▶ _WHAT TO DO_:
Collect every line below that contains the word "Count".

▶ _TASK INPUT_:
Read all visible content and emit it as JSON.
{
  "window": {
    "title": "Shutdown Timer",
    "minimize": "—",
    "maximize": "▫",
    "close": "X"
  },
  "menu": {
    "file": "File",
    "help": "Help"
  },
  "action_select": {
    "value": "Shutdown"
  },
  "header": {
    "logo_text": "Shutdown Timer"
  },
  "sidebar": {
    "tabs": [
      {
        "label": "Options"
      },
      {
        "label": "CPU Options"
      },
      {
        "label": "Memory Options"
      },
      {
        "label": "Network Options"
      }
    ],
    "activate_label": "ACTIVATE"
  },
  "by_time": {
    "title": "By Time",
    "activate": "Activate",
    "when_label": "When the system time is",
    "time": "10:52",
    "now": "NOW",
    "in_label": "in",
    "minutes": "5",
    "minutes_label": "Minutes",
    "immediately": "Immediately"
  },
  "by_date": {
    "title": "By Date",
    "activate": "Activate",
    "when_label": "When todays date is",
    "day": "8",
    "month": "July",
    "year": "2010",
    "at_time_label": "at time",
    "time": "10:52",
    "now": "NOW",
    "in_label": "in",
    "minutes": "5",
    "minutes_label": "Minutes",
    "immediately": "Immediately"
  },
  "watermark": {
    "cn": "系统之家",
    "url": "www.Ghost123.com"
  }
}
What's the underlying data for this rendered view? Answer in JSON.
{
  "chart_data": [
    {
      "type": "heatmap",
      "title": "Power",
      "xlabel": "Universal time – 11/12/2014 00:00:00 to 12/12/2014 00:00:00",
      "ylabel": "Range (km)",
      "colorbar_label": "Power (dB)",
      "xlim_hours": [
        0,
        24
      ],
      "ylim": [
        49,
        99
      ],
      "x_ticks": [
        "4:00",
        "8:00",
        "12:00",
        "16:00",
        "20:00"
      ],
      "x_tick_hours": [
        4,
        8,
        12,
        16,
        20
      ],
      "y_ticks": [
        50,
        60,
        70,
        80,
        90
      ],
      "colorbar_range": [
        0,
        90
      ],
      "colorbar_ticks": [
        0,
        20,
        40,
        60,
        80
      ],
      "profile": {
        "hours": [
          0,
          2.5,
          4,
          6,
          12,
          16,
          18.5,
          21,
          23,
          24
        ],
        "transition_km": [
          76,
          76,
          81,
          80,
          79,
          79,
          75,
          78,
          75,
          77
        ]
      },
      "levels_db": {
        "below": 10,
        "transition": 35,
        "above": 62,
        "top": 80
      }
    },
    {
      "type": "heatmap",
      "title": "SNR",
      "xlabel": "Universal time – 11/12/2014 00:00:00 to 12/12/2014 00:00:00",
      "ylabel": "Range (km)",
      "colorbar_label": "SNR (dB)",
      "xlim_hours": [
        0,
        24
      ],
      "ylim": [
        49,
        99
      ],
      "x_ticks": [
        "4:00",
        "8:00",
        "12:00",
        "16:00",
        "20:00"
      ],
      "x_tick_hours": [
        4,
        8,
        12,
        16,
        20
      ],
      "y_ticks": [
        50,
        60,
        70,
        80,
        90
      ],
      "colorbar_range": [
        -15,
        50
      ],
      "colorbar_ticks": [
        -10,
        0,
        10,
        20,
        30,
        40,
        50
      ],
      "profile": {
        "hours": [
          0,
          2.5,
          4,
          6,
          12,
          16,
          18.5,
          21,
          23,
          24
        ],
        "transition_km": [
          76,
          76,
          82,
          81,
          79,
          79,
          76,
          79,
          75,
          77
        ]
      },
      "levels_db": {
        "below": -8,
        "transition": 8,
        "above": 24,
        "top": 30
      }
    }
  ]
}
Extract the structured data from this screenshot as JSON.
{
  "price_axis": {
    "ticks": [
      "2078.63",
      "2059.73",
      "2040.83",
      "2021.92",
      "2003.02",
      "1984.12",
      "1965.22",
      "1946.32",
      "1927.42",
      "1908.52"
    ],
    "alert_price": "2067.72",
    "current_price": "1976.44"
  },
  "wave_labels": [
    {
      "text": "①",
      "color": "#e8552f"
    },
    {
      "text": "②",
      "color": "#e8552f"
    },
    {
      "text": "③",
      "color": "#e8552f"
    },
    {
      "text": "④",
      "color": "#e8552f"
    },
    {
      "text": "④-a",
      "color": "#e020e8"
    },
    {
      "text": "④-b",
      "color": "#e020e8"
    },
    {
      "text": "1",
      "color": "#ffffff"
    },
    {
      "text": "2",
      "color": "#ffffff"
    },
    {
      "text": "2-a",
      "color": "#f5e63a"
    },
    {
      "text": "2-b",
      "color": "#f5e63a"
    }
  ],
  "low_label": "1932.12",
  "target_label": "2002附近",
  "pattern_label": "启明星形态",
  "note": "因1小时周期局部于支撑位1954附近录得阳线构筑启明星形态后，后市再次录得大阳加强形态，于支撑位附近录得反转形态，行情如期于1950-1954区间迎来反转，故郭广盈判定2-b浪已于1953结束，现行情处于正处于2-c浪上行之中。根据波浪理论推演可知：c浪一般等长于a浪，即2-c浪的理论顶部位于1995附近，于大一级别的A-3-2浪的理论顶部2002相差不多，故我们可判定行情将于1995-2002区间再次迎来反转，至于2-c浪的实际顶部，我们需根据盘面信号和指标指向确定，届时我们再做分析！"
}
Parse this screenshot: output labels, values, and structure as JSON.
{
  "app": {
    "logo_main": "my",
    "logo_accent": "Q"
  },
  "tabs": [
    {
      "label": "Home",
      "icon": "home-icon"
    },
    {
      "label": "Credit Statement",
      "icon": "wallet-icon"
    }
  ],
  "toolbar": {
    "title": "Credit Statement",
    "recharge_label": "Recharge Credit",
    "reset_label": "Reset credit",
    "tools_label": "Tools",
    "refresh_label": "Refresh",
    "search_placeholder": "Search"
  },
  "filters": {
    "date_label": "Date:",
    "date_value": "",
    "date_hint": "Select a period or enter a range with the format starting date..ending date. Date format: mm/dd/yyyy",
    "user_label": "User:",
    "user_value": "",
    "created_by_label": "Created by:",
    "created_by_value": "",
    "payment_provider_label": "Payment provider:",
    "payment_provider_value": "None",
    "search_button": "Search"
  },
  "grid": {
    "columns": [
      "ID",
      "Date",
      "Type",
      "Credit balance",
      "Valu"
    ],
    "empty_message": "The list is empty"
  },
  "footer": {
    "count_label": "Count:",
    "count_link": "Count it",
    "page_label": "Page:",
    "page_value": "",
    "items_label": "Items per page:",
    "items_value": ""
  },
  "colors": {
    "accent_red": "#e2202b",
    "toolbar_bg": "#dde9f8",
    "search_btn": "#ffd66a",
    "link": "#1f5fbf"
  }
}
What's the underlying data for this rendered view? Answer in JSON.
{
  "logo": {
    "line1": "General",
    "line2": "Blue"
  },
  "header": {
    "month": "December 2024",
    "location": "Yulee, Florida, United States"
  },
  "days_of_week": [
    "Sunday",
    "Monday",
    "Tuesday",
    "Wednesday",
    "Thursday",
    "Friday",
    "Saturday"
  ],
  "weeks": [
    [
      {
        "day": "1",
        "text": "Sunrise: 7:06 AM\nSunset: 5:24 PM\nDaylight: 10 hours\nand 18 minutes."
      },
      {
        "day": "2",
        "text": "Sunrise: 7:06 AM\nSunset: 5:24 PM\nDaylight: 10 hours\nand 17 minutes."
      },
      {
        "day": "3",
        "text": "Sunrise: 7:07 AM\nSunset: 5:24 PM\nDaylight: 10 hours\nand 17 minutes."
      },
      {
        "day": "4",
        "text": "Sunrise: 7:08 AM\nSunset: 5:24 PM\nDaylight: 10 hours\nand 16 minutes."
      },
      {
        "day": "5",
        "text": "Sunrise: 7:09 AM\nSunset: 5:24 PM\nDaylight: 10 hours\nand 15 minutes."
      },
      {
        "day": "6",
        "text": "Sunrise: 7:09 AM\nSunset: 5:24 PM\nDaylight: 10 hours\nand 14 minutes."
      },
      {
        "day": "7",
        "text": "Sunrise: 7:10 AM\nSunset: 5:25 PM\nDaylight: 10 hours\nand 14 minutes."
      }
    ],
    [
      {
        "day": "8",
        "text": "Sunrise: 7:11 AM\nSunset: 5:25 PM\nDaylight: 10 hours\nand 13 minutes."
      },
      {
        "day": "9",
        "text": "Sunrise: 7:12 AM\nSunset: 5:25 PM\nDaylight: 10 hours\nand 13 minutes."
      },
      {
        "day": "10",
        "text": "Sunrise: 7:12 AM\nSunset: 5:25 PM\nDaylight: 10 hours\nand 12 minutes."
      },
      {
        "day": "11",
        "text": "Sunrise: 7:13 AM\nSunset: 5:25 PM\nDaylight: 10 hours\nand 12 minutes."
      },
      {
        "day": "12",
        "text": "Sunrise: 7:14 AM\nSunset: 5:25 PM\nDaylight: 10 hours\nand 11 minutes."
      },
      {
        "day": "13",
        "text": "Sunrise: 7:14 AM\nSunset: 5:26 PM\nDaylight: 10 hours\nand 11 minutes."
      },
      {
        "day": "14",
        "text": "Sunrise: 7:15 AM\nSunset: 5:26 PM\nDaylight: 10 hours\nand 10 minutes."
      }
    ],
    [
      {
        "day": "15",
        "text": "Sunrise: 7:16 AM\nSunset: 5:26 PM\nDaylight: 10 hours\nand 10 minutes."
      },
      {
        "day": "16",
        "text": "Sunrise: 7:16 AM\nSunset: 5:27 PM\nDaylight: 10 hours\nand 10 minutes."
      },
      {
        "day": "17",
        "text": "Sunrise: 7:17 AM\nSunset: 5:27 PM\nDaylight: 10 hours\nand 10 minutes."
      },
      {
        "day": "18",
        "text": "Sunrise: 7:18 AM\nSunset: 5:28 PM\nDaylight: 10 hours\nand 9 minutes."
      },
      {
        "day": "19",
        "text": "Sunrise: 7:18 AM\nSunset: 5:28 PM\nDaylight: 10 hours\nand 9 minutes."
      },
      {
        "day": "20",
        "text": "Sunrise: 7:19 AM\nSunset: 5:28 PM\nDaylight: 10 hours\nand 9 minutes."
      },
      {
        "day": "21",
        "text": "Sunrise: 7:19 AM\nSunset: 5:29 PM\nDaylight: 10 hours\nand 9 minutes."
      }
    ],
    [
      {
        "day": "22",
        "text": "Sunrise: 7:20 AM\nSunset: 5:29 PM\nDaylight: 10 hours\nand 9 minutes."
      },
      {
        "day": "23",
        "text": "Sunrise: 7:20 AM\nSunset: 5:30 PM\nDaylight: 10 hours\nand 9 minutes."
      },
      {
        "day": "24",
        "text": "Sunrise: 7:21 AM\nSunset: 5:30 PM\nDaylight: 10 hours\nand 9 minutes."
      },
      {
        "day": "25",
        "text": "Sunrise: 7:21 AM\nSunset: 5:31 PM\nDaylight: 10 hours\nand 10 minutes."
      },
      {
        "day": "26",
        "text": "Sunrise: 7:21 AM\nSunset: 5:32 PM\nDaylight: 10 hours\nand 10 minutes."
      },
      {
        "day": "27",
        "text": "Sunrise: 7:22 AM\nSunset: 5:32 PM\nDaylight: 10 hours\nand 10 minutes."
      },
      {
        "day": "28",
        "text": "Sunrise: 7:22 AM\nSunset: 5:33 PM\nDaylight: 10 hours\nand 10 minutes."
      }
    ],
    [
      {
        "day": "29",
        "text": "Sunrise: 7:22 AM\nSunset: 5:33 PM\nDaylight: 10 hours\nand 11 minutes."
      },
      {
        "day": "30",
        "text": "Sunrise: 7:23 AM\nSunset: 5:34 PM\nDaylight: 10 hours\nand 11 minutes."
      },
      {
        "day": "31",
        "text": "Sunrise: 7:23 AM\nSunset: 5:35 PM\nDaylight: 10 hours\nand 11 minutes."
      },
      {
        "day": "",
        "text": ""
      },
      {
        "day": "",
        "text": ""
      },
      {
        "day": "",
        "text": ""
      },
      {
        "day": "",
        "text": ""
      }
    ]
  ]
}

▶ _TASK RESPONSE_:
    "count_label": "Count:",
    "count_link": "Count it",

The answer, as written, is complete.